[EXERCISE]: Return all entries word for word, but drop any images.

▶

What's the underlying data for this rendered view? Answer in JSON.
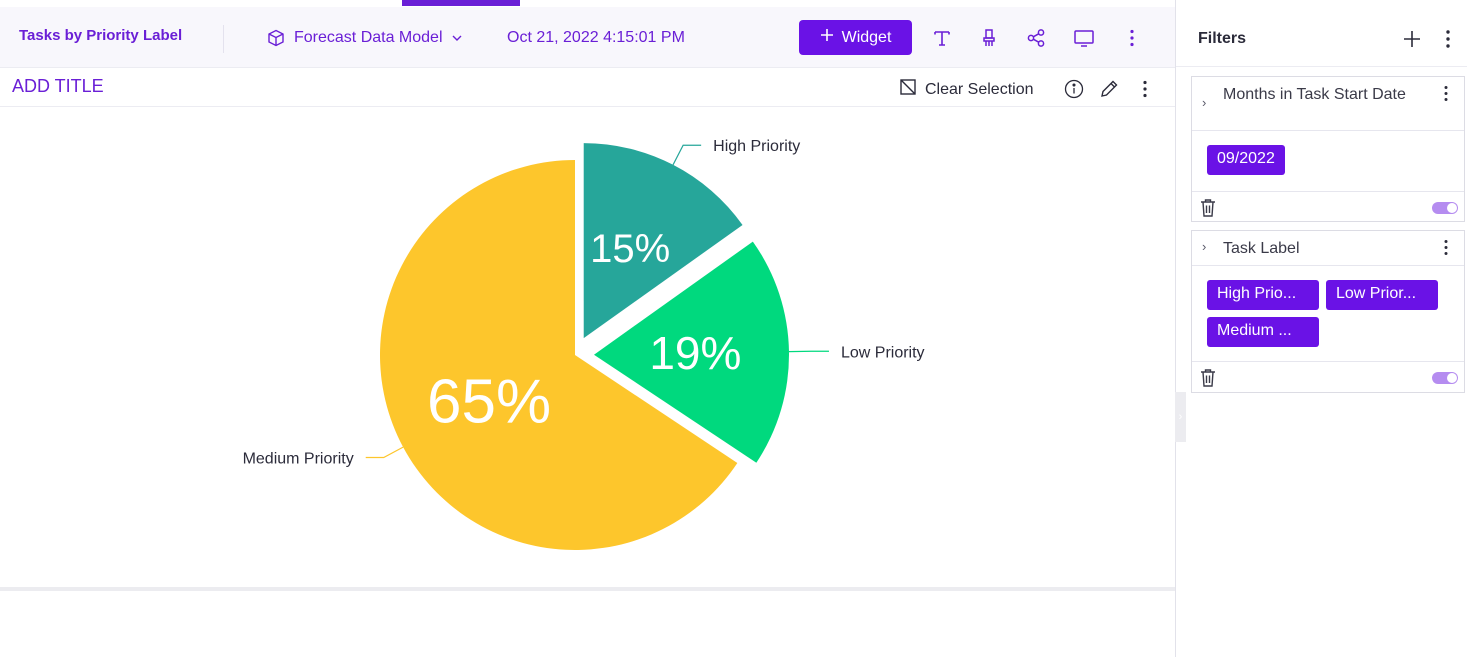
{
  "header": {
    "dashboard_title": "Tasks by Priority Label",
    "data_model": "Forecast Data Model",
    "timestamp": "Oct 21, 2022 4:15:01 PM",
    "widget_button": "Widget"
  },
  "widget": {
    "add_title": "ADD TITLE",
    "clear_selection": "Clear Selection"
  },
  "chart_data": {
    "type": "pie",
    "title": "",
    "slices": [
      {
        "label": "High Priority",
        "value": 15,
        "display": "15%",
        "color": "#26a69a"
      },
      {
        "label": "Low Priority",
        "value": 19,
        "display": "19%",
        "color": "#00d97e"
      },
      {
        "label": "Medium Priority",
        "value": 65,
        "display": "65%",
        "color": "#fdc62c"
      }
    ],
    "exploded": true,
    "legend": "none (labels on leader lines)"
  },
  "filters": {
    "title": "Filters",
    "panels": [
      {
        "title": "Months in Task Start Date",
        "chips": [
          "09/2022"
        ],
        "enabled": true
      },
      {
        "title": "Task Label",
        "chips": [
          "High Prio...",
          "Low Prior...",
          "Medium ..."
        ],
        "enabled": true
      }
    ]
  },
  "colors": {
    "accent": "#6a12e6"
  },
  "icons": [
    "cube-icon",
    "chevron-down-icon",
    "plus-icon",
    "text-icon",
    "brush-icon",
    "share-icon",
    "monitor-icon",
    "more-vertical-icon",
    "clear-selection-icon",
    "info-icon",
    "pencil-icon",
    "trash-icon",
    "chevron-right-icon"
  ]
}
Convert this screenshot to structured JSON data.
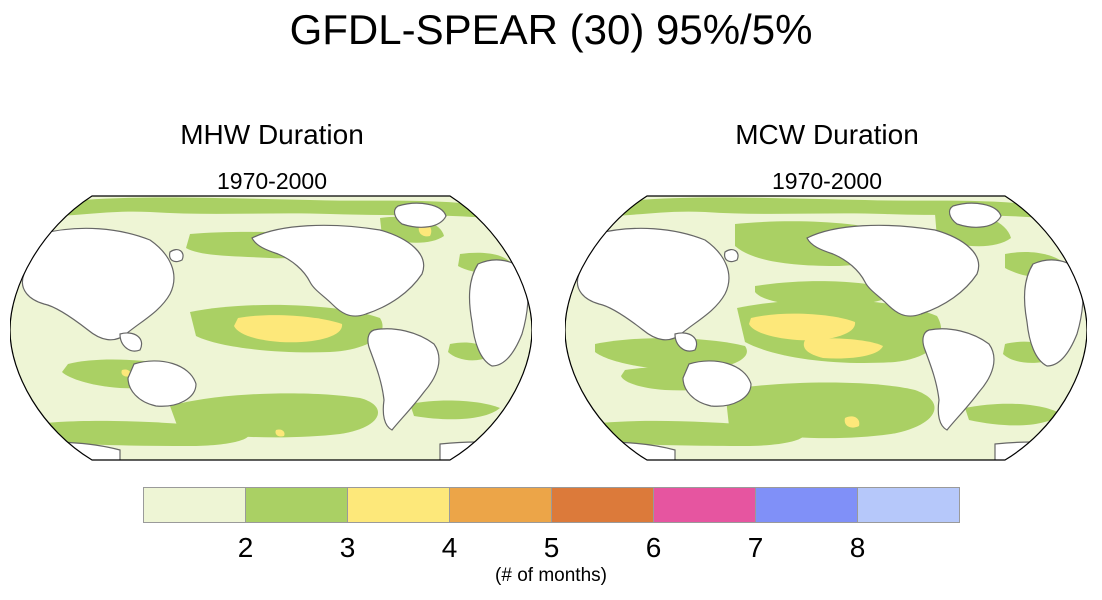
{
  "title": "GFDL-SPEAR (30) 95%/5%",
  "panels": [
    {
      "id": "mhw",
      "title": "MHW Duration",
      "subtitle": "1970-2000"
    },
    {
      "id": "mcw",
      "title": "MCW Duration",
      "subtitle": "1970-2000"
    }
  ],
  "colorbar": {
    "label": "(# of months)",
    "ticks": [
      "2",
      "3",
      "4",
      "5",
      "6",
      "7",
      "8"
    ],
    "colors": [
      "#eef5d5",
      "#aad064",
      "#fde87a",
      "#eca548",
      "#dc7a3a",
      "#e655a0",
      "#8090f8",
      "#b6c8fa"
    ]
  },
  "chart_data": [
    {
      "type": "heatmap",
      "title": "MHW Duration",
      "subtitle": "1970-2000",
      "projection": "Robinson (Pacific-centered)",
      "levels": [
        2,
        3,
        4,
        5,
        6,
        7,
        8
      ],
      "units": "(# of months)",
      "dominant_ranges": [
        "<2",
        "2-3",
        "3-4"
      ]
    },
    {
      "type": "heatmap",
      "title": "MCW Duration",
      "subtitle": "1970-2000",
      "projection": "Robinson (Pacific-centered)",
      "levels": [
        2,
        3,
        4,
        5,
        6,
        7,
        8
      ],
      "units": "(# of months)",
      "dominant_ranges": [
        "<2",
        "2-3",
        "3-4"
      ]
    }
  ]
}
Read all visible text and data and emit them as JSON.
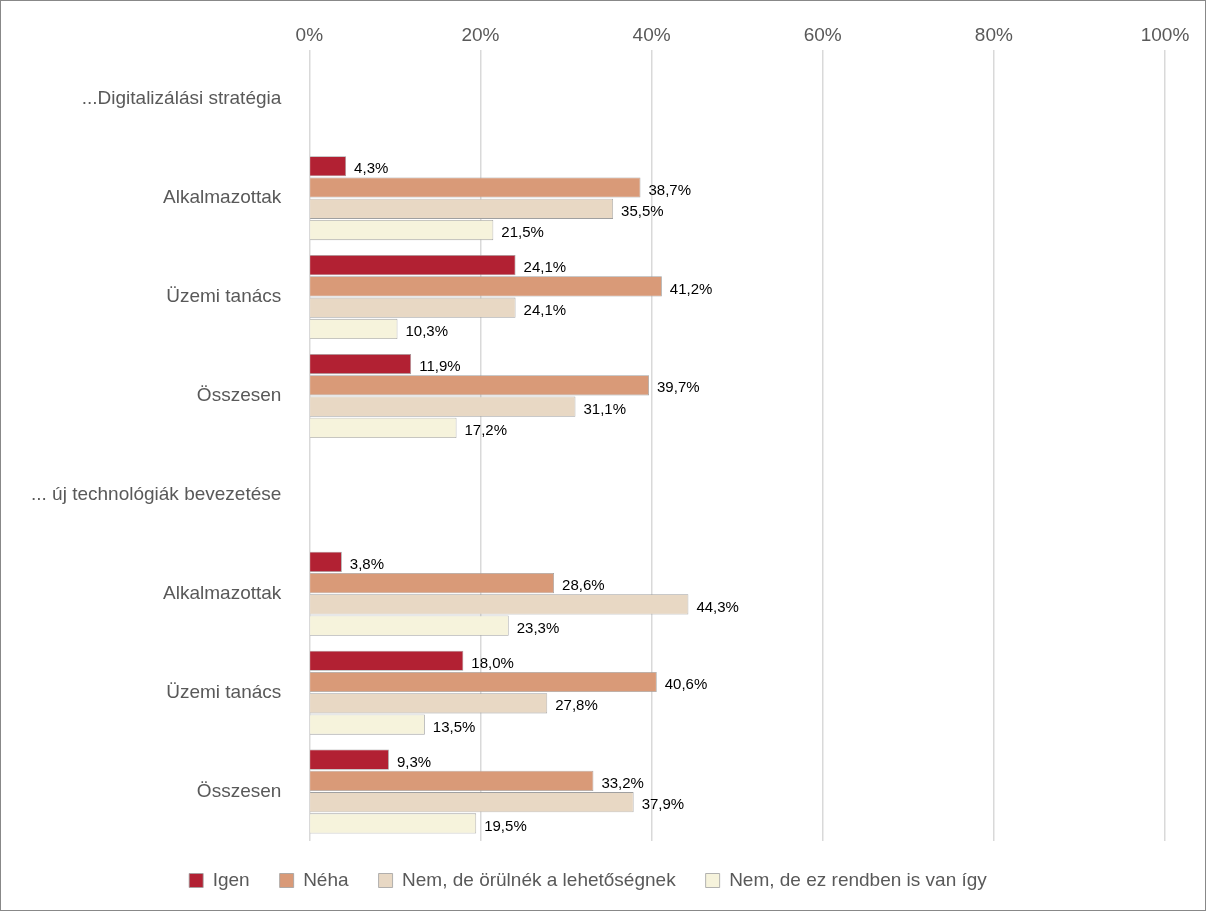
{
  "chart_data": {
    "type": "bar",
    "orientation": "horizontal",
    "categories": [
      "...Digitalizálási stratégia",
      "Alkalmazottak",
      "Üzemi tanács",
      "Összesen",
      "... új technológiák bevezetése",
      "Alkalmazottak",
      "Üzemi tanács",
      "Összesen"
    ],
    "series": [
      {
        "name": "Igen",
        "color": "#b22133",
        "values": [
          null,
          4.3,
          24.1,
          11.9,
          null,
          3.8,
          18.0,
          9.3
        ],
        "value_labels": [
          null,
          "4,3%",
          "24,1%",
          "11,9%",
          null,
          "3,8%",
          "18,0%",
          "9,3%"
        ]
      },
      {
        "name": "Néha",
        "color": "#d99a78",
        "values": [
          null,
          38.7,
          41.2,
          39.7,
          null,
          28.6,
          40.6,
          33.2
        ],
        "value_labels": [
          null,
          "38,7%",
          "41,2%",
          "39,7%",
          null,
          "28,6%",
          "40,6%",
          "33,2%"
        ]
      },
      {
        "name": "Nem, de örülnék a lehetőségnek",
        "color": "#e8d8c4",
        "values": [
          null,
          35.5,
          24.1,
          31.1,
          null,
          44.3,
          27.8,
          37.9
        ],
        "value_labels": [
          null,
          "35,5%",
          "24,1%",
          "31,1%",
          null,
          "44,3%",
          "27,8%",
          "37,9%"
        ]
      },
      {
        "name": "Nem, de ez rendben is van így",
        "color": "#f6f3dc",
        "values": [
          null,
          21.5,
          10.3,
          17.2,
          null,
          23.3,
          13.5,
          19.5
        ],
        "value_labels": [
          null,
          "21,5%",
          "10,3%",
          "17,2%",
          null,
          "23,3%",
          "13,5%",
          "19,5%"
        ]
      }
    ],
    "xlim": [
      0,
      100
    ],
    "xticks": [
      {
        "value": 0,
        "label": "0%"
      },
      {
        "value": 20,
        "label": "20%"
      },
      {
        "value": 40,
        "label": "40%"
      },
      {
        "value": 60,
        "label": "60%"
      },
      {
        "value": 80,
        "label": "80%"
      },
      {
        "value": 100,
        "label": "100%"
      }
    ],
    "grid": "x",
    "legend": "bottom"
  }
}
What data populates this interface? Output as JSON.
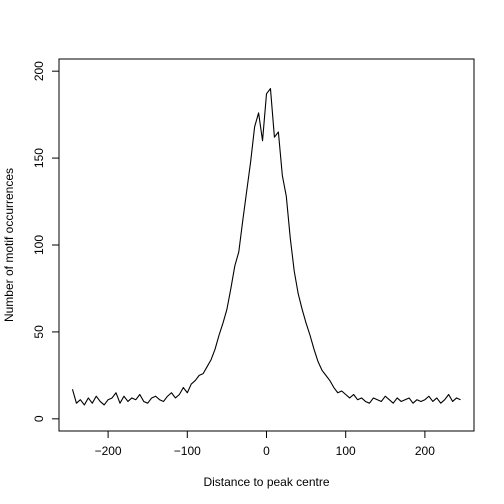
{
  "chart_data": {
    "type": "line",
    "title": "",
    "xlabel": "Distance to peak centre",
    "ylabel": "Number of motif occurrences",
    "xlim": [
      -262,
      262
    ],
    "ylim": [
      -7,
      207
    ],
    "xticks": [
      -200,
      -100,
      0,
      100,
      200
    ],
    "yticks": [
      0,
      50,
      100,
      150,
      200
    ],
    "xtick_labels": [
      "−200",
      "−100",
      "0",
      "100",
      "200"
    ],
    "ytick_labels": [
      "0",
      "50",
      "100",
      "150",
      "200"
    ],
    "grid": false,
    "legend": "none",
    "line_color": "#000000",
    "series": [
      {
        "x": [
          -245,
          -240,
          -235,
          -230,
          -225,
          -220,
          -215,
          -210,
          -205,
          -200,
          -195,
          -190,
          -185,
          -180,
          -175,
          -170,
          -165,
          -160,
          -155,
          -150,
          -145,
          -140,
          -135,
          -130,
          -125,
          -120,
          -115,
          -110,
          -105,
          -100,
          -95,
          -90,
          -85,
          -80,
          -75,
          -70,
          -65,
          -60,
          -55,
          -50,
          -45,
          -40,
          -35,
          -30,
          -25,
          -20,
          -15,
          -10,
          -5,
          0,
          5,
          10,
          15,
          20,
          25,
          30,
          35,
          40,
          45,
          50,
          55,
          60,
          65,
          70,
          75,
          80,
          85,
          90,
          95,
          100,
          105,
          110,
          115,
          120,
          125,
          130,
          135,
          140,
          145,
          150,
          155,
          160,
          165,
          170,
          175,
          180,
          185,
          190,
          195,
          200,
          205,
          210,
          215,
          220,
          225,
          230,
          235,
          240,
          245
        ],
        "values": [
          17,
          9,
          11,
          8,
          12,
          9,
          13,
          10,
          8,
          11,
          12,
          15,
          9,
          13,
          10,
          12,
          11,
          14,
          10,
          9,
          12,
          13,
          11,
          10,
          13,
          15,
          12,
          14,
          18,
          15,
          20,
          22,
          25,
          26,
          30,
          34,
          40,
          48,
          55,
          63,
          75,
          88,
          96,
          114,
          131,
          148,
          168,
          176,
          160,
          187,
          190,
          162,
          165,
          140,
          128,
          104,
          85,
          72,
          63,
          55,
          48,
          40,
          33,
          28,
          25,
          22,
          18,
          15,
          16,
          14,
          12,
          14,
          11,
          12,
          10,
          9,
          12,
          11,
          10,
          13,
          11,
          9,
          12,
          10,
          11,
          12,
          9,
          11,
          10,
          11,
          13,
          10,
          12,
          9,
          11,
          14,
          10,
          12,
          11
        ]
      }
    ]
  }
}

◀

[CORRECT ANSWER]:
What's the underlying data for this rendered view? Answer in JSON.
{
  "header": {
    "dashboard_title": "Tasks by Priority Label",
    "data_model": "Forecast Data Model",
    "timestamp": "Oct 21, 2022 4:15:01 PM",
    "widget_button": "Widget"
  },
  "widget": {
    "add_title": "ADD TITLE",
    "clear_selection": "Clear Selection"
  },
  "chart_data": {
    "type": "pie",
    "title": "",
    "slices": [
      {
        "label": "High Priority",
        "value": 15,
        "display": "15%",
        "color": "#26a69a"
      },
      {
        "label": "Low Priority",
        "value": 19,
        "display": "19%",
        "color": "#00d97e"
      },
      {
        "label": "Medium Priority",
        "value": 65,
        "display": "65%",
        "color": "#fdc62c"
      }
    ],
    "exploded": true,
    "legend": "none (labels on leader lines)"
  },
  "filters": {
    "title": "Filters",
    "panels": [
      {
        "title": "Months in Task Start Date",
        "chips": [
          "09/2022"
        ],
        "enabled": true
      },
      {
        "title": "Task Label",
        "chips": [
          "High Prio...",
          "Low Prior...",
          "Medium ..."
        ],
        "enabled": true
      }
    ]
  },
  "colors": {
    "accent": "#6a12e6"
  },
  "icons": [
    "cube-icon",
    "chevron-down-icon",
    "plus-icon",
    "text-icon",
    "brush-icon",
    "share-icon",
    "monitor-icon",
    "more-vertical-icon",
    "clear-selection-icon",
    "info-icon",
    "pencil-icon",
    "trash-icon",
    "chevron-right-icon"
  ]
}
Convert this screenshot to structured JSON data.
{
  "title": "GFDL-SPEAR (30) 95%/5%",
  "panels": [
    {
      "id": "mhw",
      "title": "MHW Duration",
      "subtitle": "1970-2000"
    },
    {
      "id": "mcw",
      "title": "MCW Duration",
      "subtitle": "1970-2000"
    }
  ],
  "colorbar": {
    "label": "(# of months)",
    "ticks": [
      "2",
      "3",
      "4",
      "5",
      "6",
      "7",
      "8"
    ],
    "colors": [
      "#eef5d5",
      "#aad064",
      "#fde87a",
      "#eca548",
      "#dc7a3a",
      "#e655a0",
      "#8090f8",
      "#b6c8fa"
    ]
  },
  "chart_data": [
    {
      "type": "heatmap",
      "title": "MHW Duration",
      "subtitle": "1970-2000",
      "projection": "Robinson (Pacific-centered)",
      "levels": [
        2,
        3,
        4,
        5,
        6,
        7,
        8
      ],
      "units": "(# of months)",
      "dominant_ranges": [
        "<2",
        "2-3",
        "3-4"
      ]
    },
    {
      "type": "heatmap",
      "title": "MCW Duration",
      "subtitle": "1970-2000",
      "projection": "Robinson (Pacific-centered)",
      "levels": [
        2,
        3,
        4,
        5,
        6,
        7,
        8
      ],
      "units": "(# of months)",
      "dominant_ranges": [
        "<2",
        "2-3",
        "3-4"
      ]
    }
  ]
}
Read all visible text and data and emit them as JSON.
{
  "chart_data": {
    "type": "bar",
    "orientation": "horizontal",
    "categories": [
      "...Digitalizálási stratégia",
      "Alkalmazottak",
      "Üzemi tanács",
      "Összesen",
      "... új technológiák bevezetése",
      "Alkalmazottak",
      "Üzemi tanács",
      "Összesen"
    ],
    "series": [
      {
        "name": "Igen",
        "color": "#b22133",
        "values": [
          null,
          4.3,
          24.1,
          11.9,
          null,
          3.8,
          18.0,
          9.3
        ],
        "value_labels": [
          null,
          "4,3%",
          "24,1%",
          "11,9%",
          null,
          "3,8%",
          "18,0%",
          "9,3%"
        ]
      },
      {
        "name": "Néha",
        "color": "#d99a78",
        "values": [
          null,
          38.7,
          41.2,
          39.7,
          null,
          28.6,
          40.6,
          33.2
        ],
        "value_labels": [
          null,
          "38,7%",
          "41,2%",
          "39,7%",
          null,
          "28,6%",
          "40,6%",
          "33,2%"
        ]
      },
      {
        "name": "Nem, de örülnék a lehetőségnek",
        "color": "#e8d8c4",
        "values": [
          null,
          35.5,
          24.1,
          31.1,
          null,
          44.3,
          27.8,
          37.9
        ],
        "value_labels": [
          null,
          "35,5%",
          "24,1%",
          "31,1%",
          null,
          "44,3%",
          "27,8%",
          "37,9%"
        ]
      },
      {
        "name": "Nem, de ez rendben is van így",
        "color": "#f6f3dc",
        "values": [
          null,
          21.5,
          10.3,
          17.2,
          null,
          23.3,
          13.5,
          19.5
        ],
        "value_labels": [
          null,
          "21,5%",
          "10,3%",
          "17,2%",
          null,
          "23,3%",
          "13,5%",
          "19,5%"
        ]
      }
    ],
    "xlim": [
      0,
      100
    ],
    "xticks": [
      {
        "value": 0,
        "label": "0%"
      },
      {
        "value": 20,
        "label": "20%"
      },
      {
        "value": 40,
        "label": "40%"
      },
      {
        "value": 60,
        "label": "60%"
      },
      {
        "value": 80,
        "label": "80%"
      },
      {
        "value": 100,
        "label": "100%"
      }
    ],
    "grid": "x",
    "legend": "bottom"
  }
}
What data populates this interface? Output as JSON.
{
  "chart_data": {
    "type": "line",
    "title": "",
    "xlabel": "Distance to peak centre",
    "ylabel": "Number of motif occurrences",
    "xlim": [
      -262,
      262
    ],
    "ylim": [
      -7,
      207
    ],
    "xticks": [
      -200,
      -100,
      0,
      100,
      200
    ],
    "yticks": [
      0,
      50,
      100,
      150,
      200
    ],
    "xtick_labels": [
      "−200",
      "−100",
      "0",
      "100",
      "200"
    ],
    "ytick_labels": [
      "0",
      "50",
      "100",
      "150",
      "200"
    ],
    "grid": false,
    "legend": "none",
    "line_color": "#000000",
    "series": [
      {
        "x": [
          -245,
          -240,
          -235,
          -230,
          -225,
          -220,
          -215,
          -210,
          -205,
          -200,
          -195,
          -190,
          -185,
          -180,
          -175,
          -170,
          -165,
          -160,
          -155,
          -150,
          -145,
          -140,
          -135,
          -130,
          -125,
          -120,
          -115,
          -110,
          -105,
          -100,
          -95,
          -90,
          -85,
          -80,
          -75,
          -70,
          -65,
          -60,
          -55,
          -50,
          -45,
          -40,
          -35,
          -30,
          -25,
          -20,
          -15,
          -10,
          -5,
          0,
          5,
          10,
          15,
          20,
          25,
          30,
          35,
          40,
          45,
          50,
          55,
          60,
          65,
          70,
          75,
          80,
          85,
          90,
          95,
          100,
          105,
          110,
          115,
          120,
          125,
          130,
          135,
          140,
          145,
          150,
          155,
          160,
          165,
          170,
          175,
          180,
          185,
          190,
          195,
          200,
          205,
          210,
          215,
          220,
          225,
          230,
          235,
          240,
          245
        ],
        "values": [
          17,
          9,
          11,
          8,
          12,
          9,
          13,
          10,
          8,
          11,
          12,
          15,
          9,
          13,
          10,
          12,
          11,
          14,
          10,
          9,
          12,
          13,
          11,
          10,
          13,
          15,
          12,
          14,
          18,
          15,
          20,
          22,
          25,
          26,
          30,
          34,
          40,
          48,
          55,
          63,
          75,
          88,
          96,
          114,
          131,
          148,
          168,
          176,
          160,
          187,
          190,
          162,
          165,
          140,
          128,
          104,
          85,
          72,
          63,
          55,
          48,
          40,
          33,
          28,
          25,
          22,
          18,
          15,
          16,
          14,
          12,
          14,
          11,
          12,
          10,
          9,
          12,
          11,
          10,
          13,
          11,
          9,
          12,
          10,
          11,
          12,
          9,
          11,
          10,
          11,
          13,
          10,
          12,
          9,
          11,
          14,
          10,
          12,
          11
        ]
      }
    ]
  }
}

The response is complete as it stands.